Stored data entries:
──────
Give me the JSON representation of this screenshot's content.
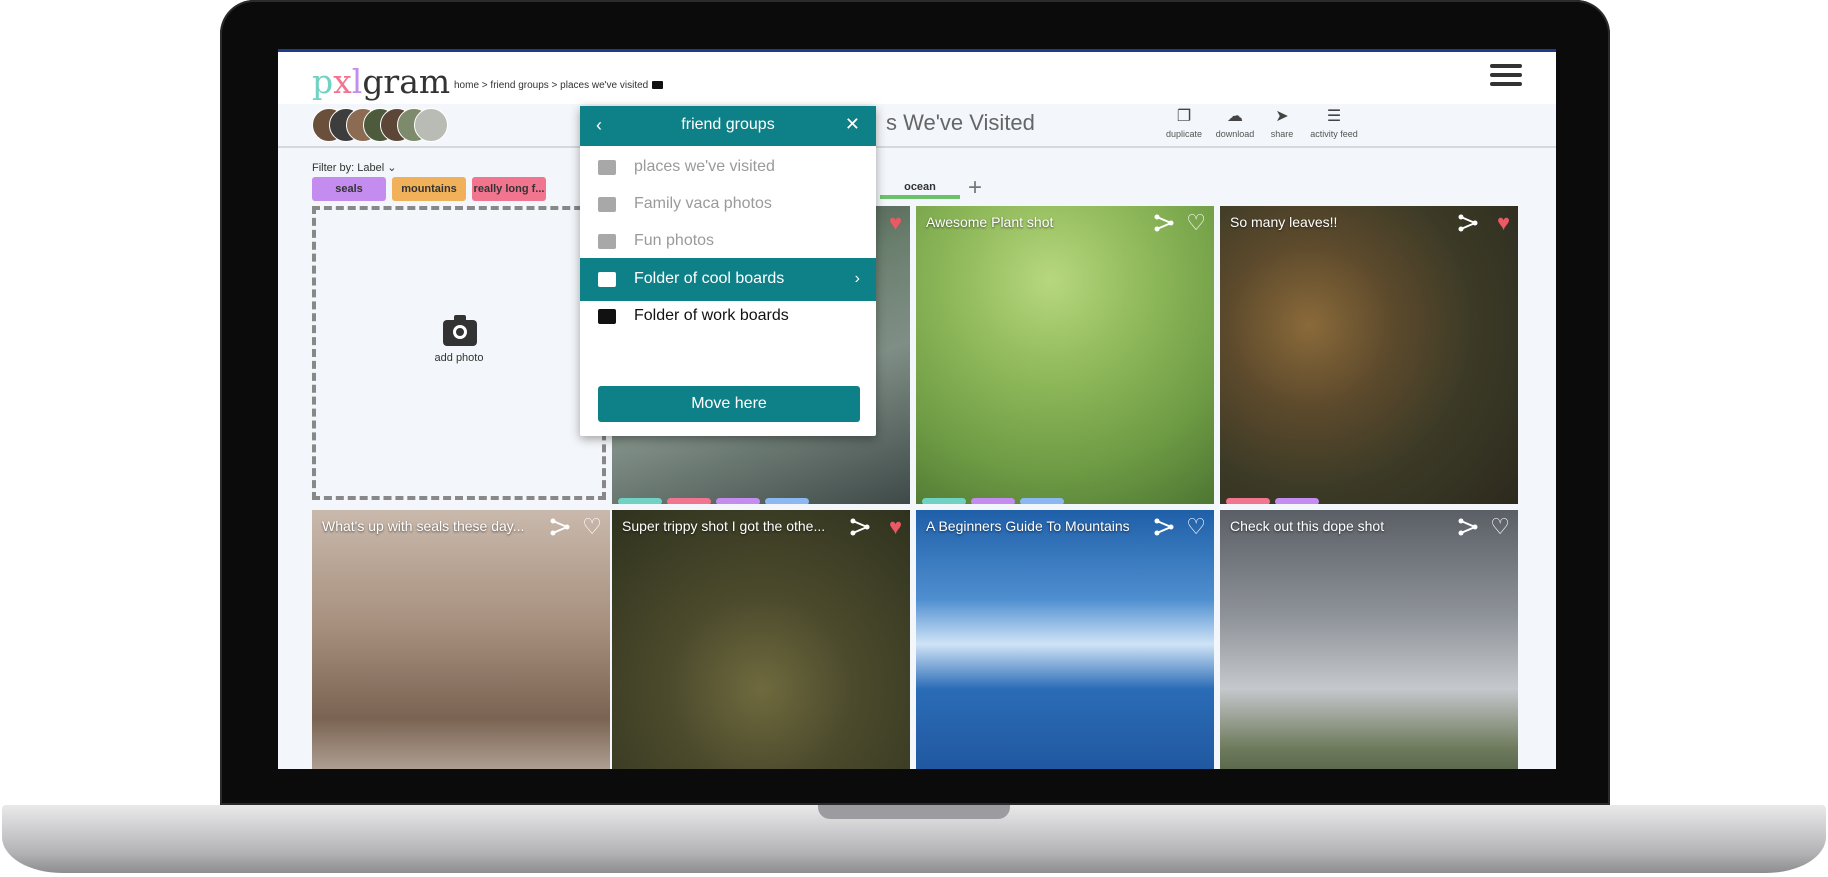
{
  "logo": {
    "p": "p",
    "x": "x",
    "l": "l",
    "g": "gram"
  },
  "breadcrumb": "home > friend groups > places we've visited",
  "board": {
    "title": "s We've Visited"
  },
  "toolbar": [
    {
      "label": "duplicate",
      "icon": "duplicate-icon"
    },
    {
      "label": "download",
      "icon": "cloud-download-icon"
    },
    {
      "label": "share",
      "icon": "share-icon"
    },
    {
      "label": "activity feed",
      "icon": "activity-feed-icon"
    }
  ],
  "filter": {
    "label": "Filter by: Label"
  },
  "labels": [
    {
      "text": "seals",
      "color": "#c58cf0"
    },
    {
      "text": "mountains",
      "color": "#f0b15a"
    },
    {
      "text": "really long f...",
      "color": "#f27590"
    },
    {
      "text": "ocean",
      "color": "#6cc26b"
    }
  ],
  "add_photo": {
    "label": "add photo"
  },
  "tiles": [
    {
      "title": "",
      "liked": true,
      "chips": [
        "#6fd2c2",
        "#f27590",
        "#c58cf0",
        "#8bb8f0"
      ]
    },
    {
      "title": "Awesome Plant shot",
      "liked": false,
      "chips": [
        "#6fd2c2",
        "#c58cf0",
        "#8bb8f0"
      ]
    },
    {
      "title": "So many leaves!!",
      "liked": true,
      "chips": [
        "#f27590",
        "#c58cf0"
      ]
    },
    {
      "title": "What's up with seals these day...",
      "liked": false,
      "chips": []
    },
    {
      "title": "Super trippy shot I got the othe...",
      "liked": true,
      "chips": []
    },
    {
      "title": "A Beginners Guide To Mountains",
      "liked": false,
      "chips": []
    },
    {
      "title": "Check out this dope shot",
      "liked": false,
      "chips": []
    }
  ],
  "popover": {
    "title": "friend groups",
    "items": [
      {
        "label": "places we've visited",
        "state": "dim",
        "icon": "image-icon"
      },
      {
        "label": "Family vaca photos",
        "state": "dim",
        "icon": "image-icon"
      },
      {
        "label": "Fun photos",
        "state": "dim",
        "icon": "image-icon"
      },
      {
        "label": "Folder of cool boards",
        "state": "sel",
        "icon": "folder-icon"
      },
      {
        "label": "Folder of work boards",
        "state": "dark",
        "icon": "folder-icon"
      }
    ],
    "move_button": "Move here"
  },
  "colors": {
    "teal": "#0e8088",
    "heart": "#ec5865",
    "accent_blue": "#1f3a8a"
  }
}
──────
GOAL OF THE EXERCISE: Leave out the pictures and give the listing above again exactly.

THE COMPLETED TASK:
Give me the JSON representation of this screenshot's content.
{
  "logo": {
    "p": "p",
    "x": "x",
    "l": "l",
    "g": "gram"
  },
  "breadcrumb": "home > friend groups > places we've visited",
  "board": {
    "title": "s We've Visited"
  },
  "toolbar": [
    {
      "label": "duplicate",
      "icon": "duplicate-icon"
    },
    {
      "label": "download",
      "icon": "cloud-download-icon"
    },
    {
      "label": "share",
      "icon": "share-icon"
    },
    {
      "label": "activity feed",
      "icon": "activity-feed-icon"
    }
  ],
  "filter": {
    "label": "Filter by: Label"
  },
  "labels": [
    {
      "text": "seals",
      "color": "#c58cf0"
    },
    {
      "text": "mountains",
      "color": "#f0b15a"
    },
    {
      "text": "really long f...",
      "color": "#f27590"
    },
    {
      "text": "ocean",
      "color": "#6cc26b"
    }
  ],
  "add_photo": {
    "label": "add photo"
  },
  "tiles": [
    {
      "title": "",
      "liked": true,
      "chips": [
        "#6fd2c2",
        "#f27590",
        "#c58cf0",
        "#8bb8f0"
      ]
    },
    {
      "title": "Awesome Plant shot",
      "liked": false,
      "chips": [
        "#6fd2c2",
        "#c58cf0",
        "#8bb8f0"
      ]
    },
    {
      "title": "So many leaves!!",
      "liked": true,
      "chips": [
        "#f27590",
        "#c58cf0"
      ]
    },
    {
      "title": "What's up with seals these day...",
      "liked": false,
      "chips": []
    },
    {
      "title": "Super trippy shot I got the othe...",
      "liked": true,
      "chips": []
    },
    {
      "title": "A Beginners Guide To Mountains",
      "liked": false,
      "chips": []
    },
    {
      "title": "Check out this dope shot",
      "liked": false,
      "chips": []
    }
  ],
  "popover": {
    "title": "friend groups",
    "items": [
      {
        "label": "places we've visited",
        "state": "dim",
        "icon": "image-icon"
      },
      {
        "label": "Family vaca photos",
        "state": "dim",
        "icon": "image-icon"
      },
      {
        "label": "Fun photos",
        "state": "dim",
        "icon": "image-icon"
      },
      {
        "label": "Folder of cool boards",
        "state": "sel",
        "icon": "folder-icon"
      },
      {
        "label": "Folder of work boards",
        "state": "dark",
        "icon": "folder-icon"
      }
    ],
    "move_button": "Move here"
  },
  "colors": {
    "teal": "#0e8088",
    "heart": "#ec5865",
    "accent_blue": "#1f3a8a"
  }
}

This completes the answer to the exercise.